WHAT NEEDS TO BE DONE
Single out the lines of the material that contain "value" and copy them.

(A run of records)
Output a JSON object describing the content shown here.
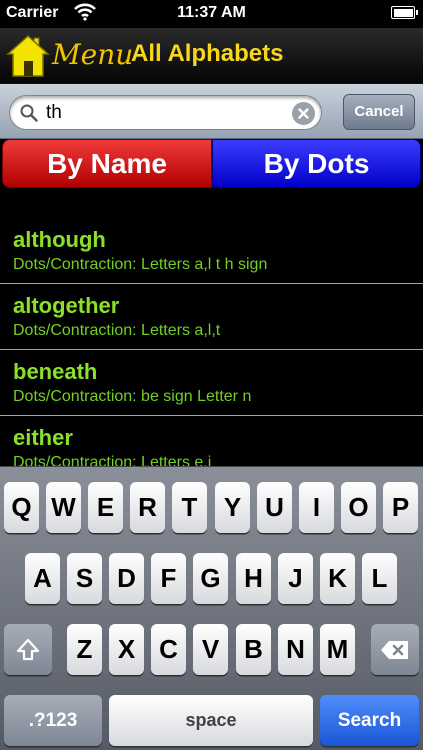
{
  "status_bar": {
    "carrier": "Carrier",
    "time": "11:37 AM"
  },
  "nav": {
    "menu_label": "Menu",
    "title": "All Alphabets"
  },
  "search": {
    "value": "th",
    "placeholder": "",
    "cancel_label": "Cancel"
  },
  "segments": {
    "by_name": "By Name",
    "by_dots": "By Dots",
    "selected": "By Dots"
  },
  "results": [
    {
      "word": "although",
      "detail": "Dots/Contraction: Letters a,l t h sign"
    },
    {
      "word": "altogether",
      "detail": "Dots/Contraction: Letters a,l,t"
    },
    {
      "word": "beneath",
      "detail": "Dots/Contraction: be sign Letter n"
    },
    {
      "word": "either",
      "detail": "Dots/Contraction: Letters e,i"
    }
  ],
  "keyboard": {
    "row1": [
      "Q",
      "W",
      "E",
      "R",
      "T",
      "Y",
      "U",
      "I",
      "O",
      "P"
    ],
    "row2": [
      "A",
      "S",
      "D",
      "F",
      "G",
      "H",
      "J",
      "K",
      "L"
    ],
    "row3": [
      "Z",
      "X",
      "C",
      "V",
      "B",
      "N",
      "M"
    ],
    "numbers_label": ".?123",
    "space_label": "space",
    "search_label": "Search"
  },
  "colors": {
    "nav_title": "#f7d61c",
    "result_text": "#8ae02a",
    "by_name_segment": "#d41414",
    "by_dots_segment": "#1e1ee8",
    "search_key": "#2a66e8"
  },
  "icons": [
    "wifi-icon",
    "battery-icon",
    "home-icon",
    "search-icon",
    "clear-icon",
    "shift-icon",
    "delete-icon"
  ]
}
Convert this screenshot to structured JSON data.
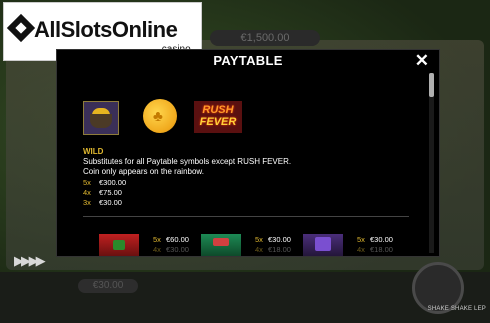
{
  "logo": {
    "name": "AllSlotsOnline",
    "tld": ".casino"
  },
  "background": {
    "balance": "€1,500.00",
    "credit": "€30.00",
    "footer_title": "SHAKE SHAKE LEP",
    "speed_icon": "fast-forward-icon"
  },
  "paytable": {
    "title": "PAYTABLE",
    "close_icon": "close-icon",
    "symbols_top": [
      "pot-of-gold-symbol",
      "gold-coin-symbol",
      "rush-fever-symbol"
    ],
    "rush_fever_text": [
      "RUSH",
      "FEVER"
    ],
    "wild": {
      "title": "WILD",
      "description": [
        "Substitutes for all Paytable symbols except RUSH FEVER.",
        "Coin only appears on the rainbow."
      ],
      "pays": [
        {
          "mult": "5x",
          "value": "€300.00"
        },
        {
          "mult": "4x",
          "value": "€75.00"
        },
        {
          "mult": "3x",
          "value": "€30.00"
        }
      ]
    },
    "symbols_row": [
      {
        "icon": "red-hat-symbol",
        "pays": [
          {
            "mult": "5x",
            "value": "€60.00"
          },
          {
            "mult": "4x",
            "value": "€30.00"
          }
        ]
      },
      {
        "icon": "green-hat-symbol",
        "pays": [
          {
            "mult": "5x",
            "value": "€30.00"
          },
          {
            "mult": "4x",
            "value": "€18.00"
          }
        ]
      },
      {
        "icon": "purple-hat-symbol",
        "pays": [
          {
            "mult": "5x",
            "value": "€30.00"
          },
          {
            "mult": "4x",
            "value": "€18.00"
          }
        ]
      }
    ]
  }
}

FULL RESPONSE
    "value": "th",
          "value": "€300.00"
          "value": "€75.00"
          "value": "€30.00"
            "value": "€60.00"
            "value": "€30.00"
            "value": "€30.00"
            "value": "€18.00"
            "value": "€30.00"
            "value": "€18.00"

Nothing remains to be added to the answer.